◆ **Task objective**:
Pull each line holding "color" out of the entries below.

◆ ◆ ◆

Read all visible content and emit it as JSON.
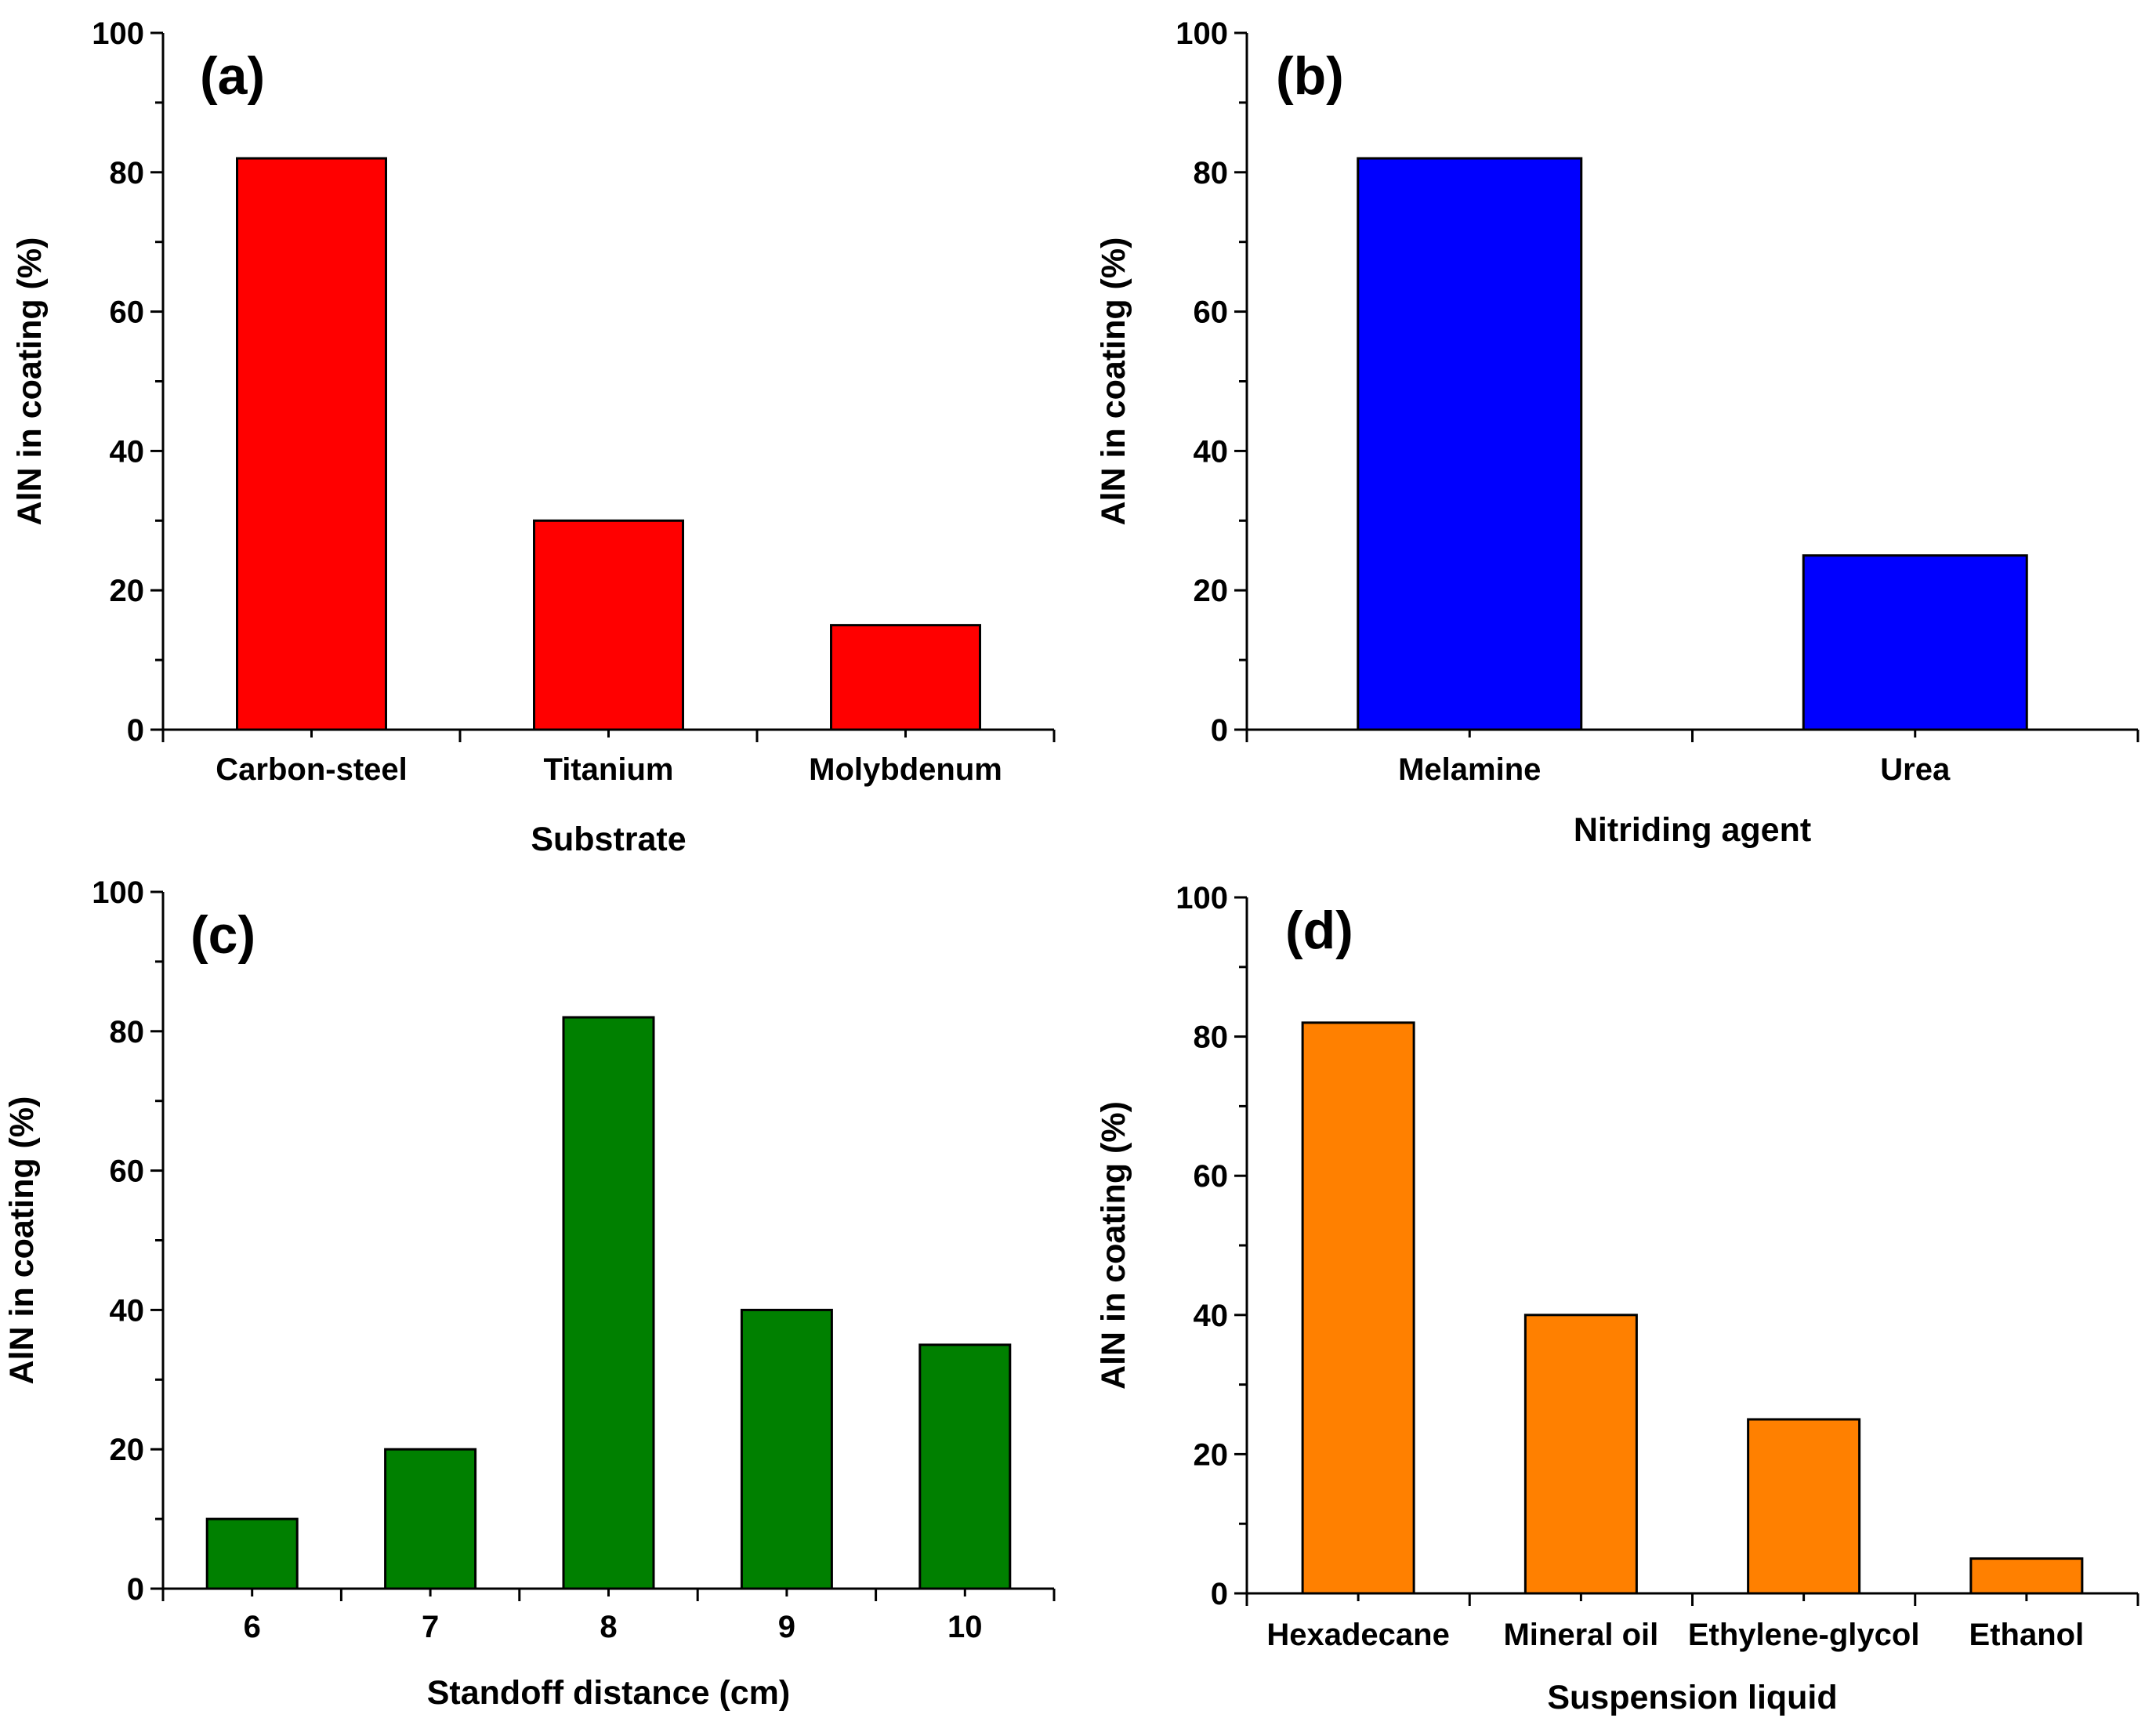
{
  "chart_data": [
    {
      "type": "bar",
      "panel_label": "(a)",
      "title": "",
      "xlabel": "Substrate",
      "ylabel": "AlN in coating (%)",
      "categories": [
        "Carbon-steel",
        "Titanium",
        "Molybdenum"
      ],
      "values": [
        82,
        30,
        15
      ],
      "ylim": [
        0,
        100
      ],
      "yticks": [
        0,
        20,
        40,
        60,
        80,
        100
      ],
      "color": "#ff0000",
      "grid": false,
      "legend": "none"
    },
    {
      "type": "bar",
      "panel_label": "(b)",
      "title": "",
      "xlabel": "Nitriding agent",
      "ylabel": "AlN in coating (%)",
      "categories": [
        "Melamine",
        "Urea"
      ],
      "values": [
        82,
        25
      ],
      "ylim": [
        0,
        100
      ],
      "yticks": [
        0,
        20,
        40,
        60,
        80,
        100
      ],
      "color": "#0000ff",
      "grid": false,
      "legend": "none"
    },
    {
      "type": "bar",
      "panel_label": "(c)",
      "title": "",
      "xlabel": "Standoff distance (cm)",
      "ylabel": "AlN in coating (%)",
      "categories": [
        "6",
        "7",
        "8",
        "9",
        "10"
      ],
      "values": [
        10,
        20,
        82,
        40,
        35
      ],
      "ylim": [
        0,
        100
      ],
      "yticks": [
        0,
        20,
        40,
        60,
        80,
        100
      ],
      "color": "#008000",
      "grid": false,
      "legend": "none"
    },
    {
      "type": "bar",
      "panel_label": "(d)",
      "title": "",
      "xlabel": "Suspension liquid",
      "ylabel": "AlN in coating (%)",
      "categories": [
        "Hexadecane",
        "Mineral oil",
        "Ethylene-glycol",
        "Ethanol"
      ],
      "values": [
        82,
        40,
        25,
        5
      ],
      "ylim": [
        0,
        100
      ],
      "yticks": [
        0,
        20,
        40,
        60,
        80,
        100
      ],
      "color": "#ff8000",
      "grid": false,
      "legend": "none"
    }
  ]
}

◆ ◆ ◆

◆ **Solution to this task**:
      "color": "#ff0000",
      "color": "#0000ff",
      "color": "#008000",
      "color": "#ff8000",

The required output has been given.